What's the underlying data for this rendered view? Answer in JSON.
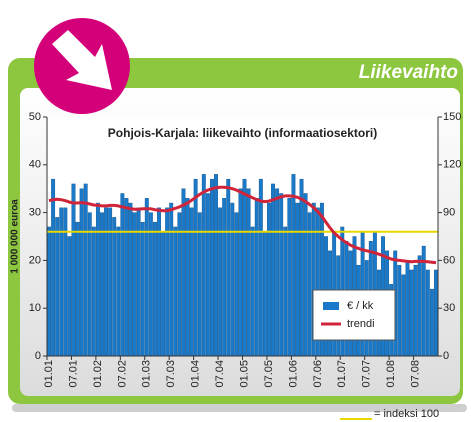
{
  "header": {
    "title": "Liikevaihto"
  },
  "chart_data": {
    "type": "bar",
    "title": "Pohjois-Karjala: liikevaihto (informaatiosektori)",
    "y_label": "1 000 000 euroa",
    "categories": [
      "01.01",
      null,
      null,
      null,
      null,
      null,
      "07.01",
      null,
      null,
      null,
      null,
      null,
      "01.02",
      null,
      null,
      null,
      null,
      null,
      "07.02",
      null,
      null,
      null,
      null,
      null,
      "01.03",
      null,
      null,
      null,
      null,
      null,
      "07.03",
      null,
      null,
      null,
      null,
      null,
      "01.04",
      null,
      null,
      null,
      null,
      null,
      "07.04",
      null,
      null,
      null,
      null,
      null,
      "01.05",
      null,
      null,
      null,
      null,
      null,
      "07.05",
      null,
      null,
      null,
      null,
      null,
      "01.06",
      null,
      null,
      null,
      null,
      null,
      "07.06",
      null,
      null,
      null,
      null,
      null,
      "01.07",
      null,
      null,
      null,
      null,
      null,
      "07.07",
      null,
      null,
      null,
      null,
      null,
      "01.08",
      null,
      null,
      null,
      null,
      null,
      "07.08",
      null,
      null,
      null,
      null,
      null
    ],
    "series": [
      {
        "name": "€ / kk",
        "color": "#1a7ac9",
        "type": "bar",
        "values": [
          27,
          37,
          29,
          31,
          31,
          25,
          36,
          28,
          35,
          36,
          30,
          27,
          32,
          30,
          31,
          31,
          29,
          27,
          34,
          33,
          32,
          30,
          31,
          28,
          33,
          30,
          28,
          31,
          26,
          31,
          32,
          27,
          30,
          35,
          33,
          31,
          37,
          30,
          38,
          34,
          37,
          38,
          31,
          33,
          37,
          32,
          30,
          35,
          37,
          35,
          27,
          33,
          37,
          26,
          32,
          36,
          35,
          34,
          27,
          33,
          38,
          32,
          37,
          34,
          30,
          32,
          31,
          32,
          25,
          22,
          26,
          21,
          27,
          24,
          22,
          25,
          19,
          26,
          20,
          24,
          26,
          18,
          25,
          22,
          15,
          22,
          19,
          17,
          20,
          18,
          19,
          21,
          23,
          18,
          14,
          18
        ]
      },
      {
        "name": "trendi",
        "color": "#d0243a",
        "type": "line",
        "values": [
          32.5,
          32.7,
          32.8,
          32.7,
          32.5,
          32.2,
          32.0,
          32.0,
          32.1,
          32.0,
          31.8,
          31.6,
          31.5,
          31.4,
          31.4,
          31.5,
          31.5,
          31.4,
          31.2,
          31.0,
          30.8,
          30.7,
          30.7,
          30.8,
          30.8,
          30.8,
          30.6,
          30.5,
          30.4,
          30.4,
          30.6,
          30.9,
          31.2,
          31.6,
          32.0,
          32.6,
          33.2,
          33.8,
          34.3,
          34.7,
          35.0,
          35.2,
          35.3,
          35.3,
          35.2,
          35.0,
          34.7,
          34.3,
          33.9,
          33.5,
          33.1,
          32.7,
          32.4,
          32.3,
          32.4,
          32.7,
          33.0,
          33.3,
          33.5,
          33.5,
          33.4,
          33.2,
          32.8,
          32.3,
          31.7,
          31.0,
          30.2,
          29.2,
          28.0,
          26.8,
          25.8,
          25.0,
          24.3,
          23.7,
          23.2,
          22.8,
          22.5,
          22.2,
          22.0,
          21.8,
          21.6,
          21.3,
          21.0,
          20.6,
          20.3,
          20.1,
          20.0,
          19.9,
          19.8,
          19.7,
          19.8,
          19.8,
          19.8,
          19.7,
          19.6,
          19.5
        ]
      }
    ],
    "reference_line": {
      "value": 26,
      "label": "= indeksi 100",
      "color": "#e8d800"
    },
    "ylim": [
      0,
      50
    ],
    "yticks": [
      0,
      10,
      20,
      30,
      40,
      50
    ],
    "y2lim": [
      0,
      150
    ],
    "y2ticks": [
      0,
      30,
      60,
      90,
      120,
      150
    ],
    "legend": "lower right"
  }
}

----

Exercise description.
Filter the entries down to the lines containing "color". Copy each of those lines.

The reply.
        "color": "#1a7ac9",
        "color": "#d0243a",
      "color": "#e8d800"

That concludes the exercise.